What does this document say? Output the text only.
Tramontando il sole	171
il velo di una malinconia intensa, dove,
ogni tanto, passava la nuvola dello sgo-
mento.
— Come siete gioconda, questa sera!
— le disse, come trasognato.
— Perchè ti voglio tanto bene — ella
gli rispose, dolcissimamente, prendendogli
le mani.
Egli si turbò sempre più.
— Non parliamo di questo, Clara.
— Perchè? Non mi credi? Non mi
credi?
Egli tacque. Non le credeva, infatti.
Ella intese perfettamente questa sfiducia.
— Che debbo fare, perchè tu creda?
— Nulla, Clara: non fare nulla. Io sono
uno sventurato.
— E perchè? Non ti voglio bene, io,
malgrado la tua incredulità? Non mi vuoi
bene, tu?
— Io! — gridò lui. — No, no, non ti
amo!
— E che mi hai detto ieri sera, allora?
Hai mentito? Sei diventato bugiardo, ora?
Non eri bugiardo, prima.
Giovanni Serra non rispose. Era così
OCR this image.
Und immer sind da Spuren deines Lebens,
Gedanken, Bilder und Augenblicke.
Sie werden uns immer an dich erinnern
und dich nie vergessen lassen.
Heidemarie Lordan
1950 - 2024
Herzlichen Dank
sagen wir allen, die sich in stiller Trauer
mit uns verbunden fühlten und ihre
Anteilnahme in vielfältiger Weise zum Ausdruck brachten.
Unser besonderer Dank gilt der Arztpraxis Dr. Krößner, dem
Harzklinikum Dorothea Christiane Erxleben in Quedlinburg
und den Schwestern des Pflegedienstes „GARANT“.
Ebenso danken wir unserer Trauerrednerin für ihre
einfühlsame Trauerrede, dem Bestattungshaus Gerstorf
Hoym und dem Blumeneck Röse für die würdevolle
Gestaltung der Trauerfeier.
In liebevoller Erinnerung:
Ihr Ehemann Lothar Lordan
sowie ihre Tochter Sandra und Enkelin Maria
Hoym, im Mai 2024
==
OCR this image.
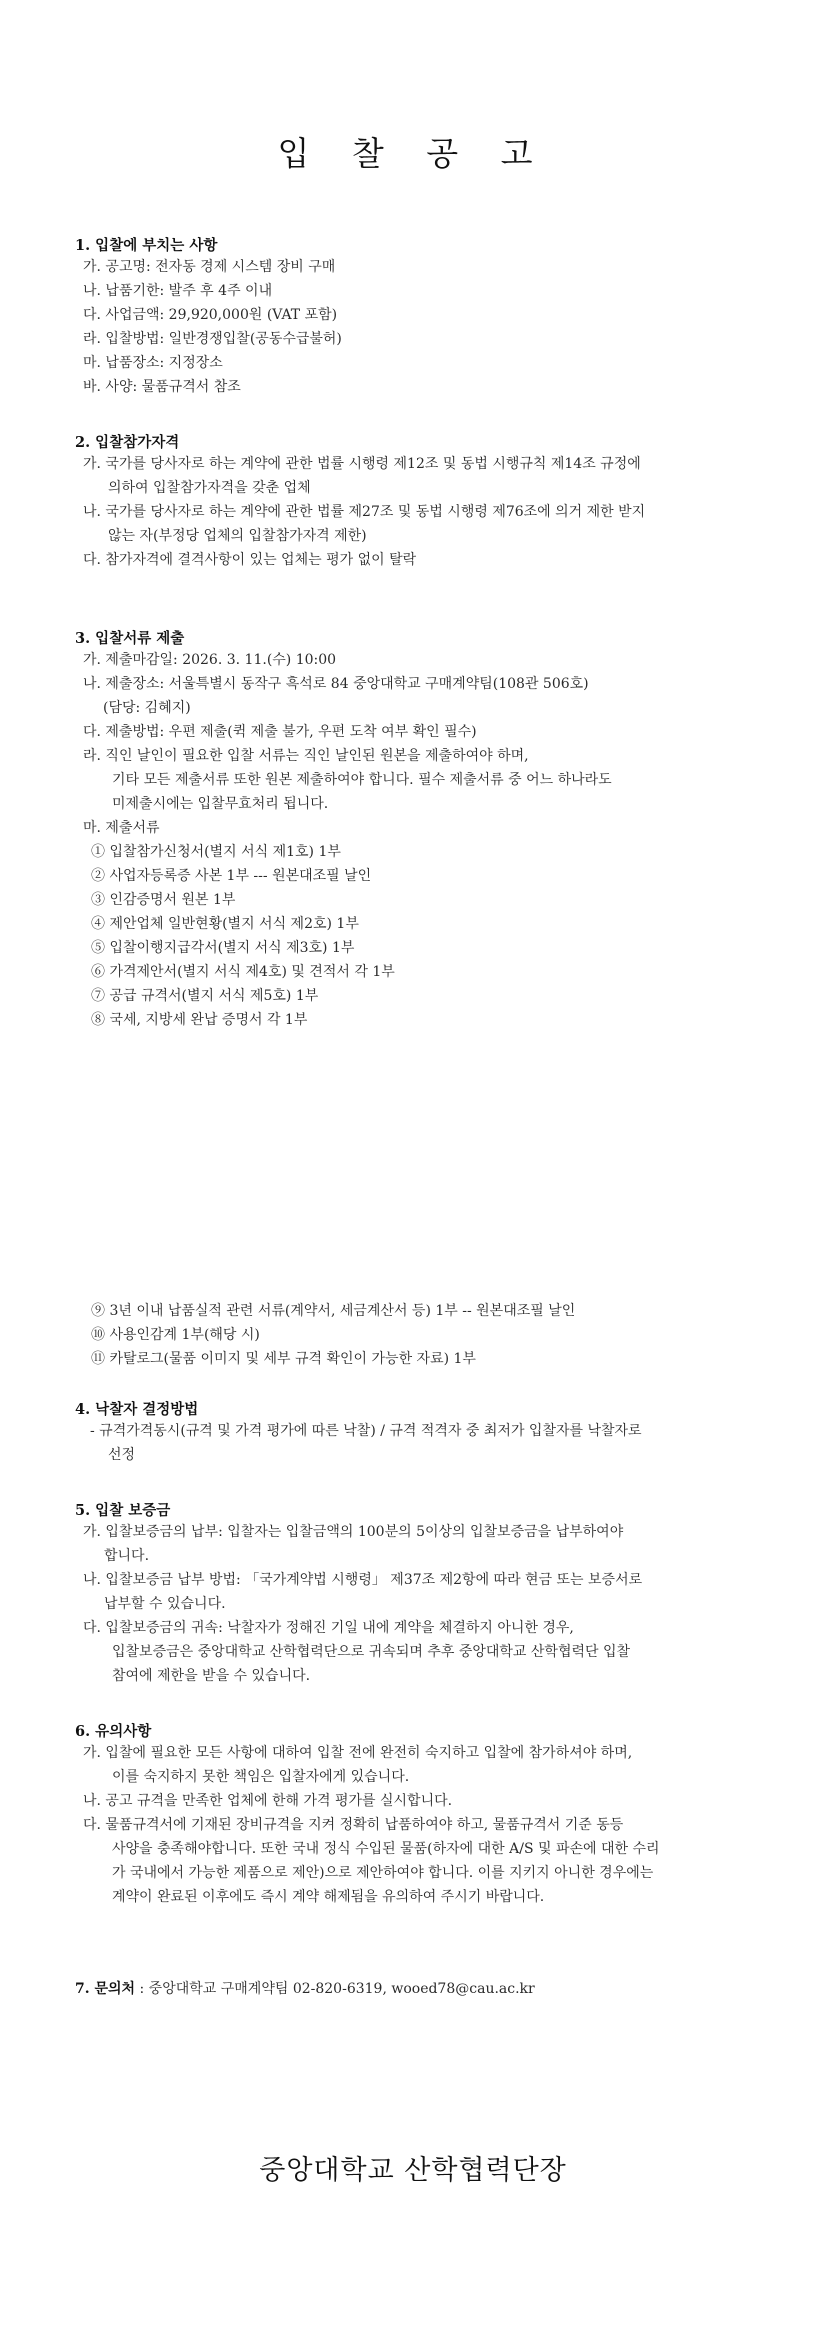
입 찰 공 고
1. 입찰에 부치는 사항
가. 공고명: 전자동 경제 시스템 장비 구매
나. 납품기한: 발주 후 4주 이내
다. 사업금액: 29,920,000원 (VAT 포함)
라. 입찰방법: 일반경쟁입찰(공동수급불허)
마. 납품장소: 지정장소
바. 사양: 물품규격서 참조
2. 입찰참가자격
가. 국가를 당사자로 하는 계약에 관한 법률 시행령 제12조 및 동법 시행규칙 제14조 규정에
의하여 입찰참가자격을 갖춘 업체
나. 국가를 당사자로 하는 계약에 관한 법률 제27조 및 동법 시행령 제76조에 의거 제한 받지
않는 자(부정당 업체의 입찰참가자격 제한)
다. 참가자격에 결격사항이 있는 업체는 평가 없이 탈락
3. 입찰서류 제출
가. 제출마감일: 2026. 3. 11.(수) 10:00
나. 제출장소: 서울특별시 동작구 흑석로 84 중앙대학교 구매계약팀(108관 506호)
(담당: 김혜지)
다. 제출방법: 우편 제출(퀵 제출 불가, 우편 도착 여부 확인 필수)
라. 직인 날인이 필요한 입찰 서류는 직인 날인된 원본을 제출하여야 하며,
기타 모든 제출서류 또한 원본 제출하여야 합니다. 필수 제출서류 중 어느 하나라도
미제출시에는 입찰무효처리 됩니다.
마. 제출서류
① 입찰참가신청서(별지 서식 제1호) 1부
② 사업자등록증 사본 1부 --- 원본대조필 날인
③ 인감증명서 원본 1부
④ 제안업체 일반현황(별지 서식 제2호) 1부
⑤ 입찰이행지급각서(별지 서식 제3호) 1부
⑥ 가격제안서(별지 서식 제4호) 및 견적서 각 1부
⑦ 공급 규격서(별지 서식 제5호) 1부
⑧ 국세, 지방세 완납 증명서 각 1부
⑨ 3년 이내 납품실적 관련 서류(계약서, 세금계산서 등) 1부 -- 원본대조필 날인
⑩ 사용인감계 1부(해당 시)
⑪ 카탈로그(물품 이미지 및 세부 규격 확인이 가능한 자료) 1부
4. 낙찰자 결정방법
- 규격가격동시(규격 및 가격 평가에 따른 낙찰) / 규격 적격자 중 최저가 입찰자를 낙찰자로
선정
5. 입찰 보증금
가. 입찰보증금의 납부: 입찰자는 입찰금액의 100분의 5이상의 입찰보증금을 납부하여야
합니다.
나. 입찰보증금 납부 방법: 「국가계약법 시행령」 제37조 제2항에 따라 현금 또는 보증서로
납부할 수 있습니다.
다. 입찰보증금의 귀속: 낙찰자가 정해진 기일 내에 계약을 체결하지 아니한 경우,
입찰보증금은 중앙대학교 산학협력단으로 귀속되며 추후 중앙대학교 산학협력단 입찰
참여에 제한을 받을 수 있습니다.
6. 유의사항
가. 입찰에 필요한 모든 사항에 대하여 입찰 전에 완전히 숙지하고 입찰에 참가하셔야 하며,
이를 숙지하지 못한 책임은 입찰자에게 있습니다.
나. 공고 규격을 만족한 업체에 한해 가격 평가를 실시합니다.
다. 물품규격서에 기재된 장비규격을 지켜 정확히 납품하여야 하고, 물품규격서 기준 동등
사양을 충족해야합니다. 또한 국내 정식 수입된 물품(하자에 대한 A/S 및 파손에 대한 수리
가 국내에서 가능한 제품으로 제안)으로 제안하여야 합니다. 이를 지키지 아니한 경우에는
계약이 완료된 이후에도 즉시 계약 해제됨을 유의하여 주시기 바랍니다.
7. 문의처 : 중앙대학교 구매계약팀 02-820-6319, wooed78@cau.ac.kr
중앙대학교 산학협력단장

§ EXERCISE PROMPT
Find all lines holding the string "rispose" and copy them.

§ ANSWER TO THE EXERCISE
gli rispose, dolcissimamente, prendendogli
Giovanni Serra non rispose. Era così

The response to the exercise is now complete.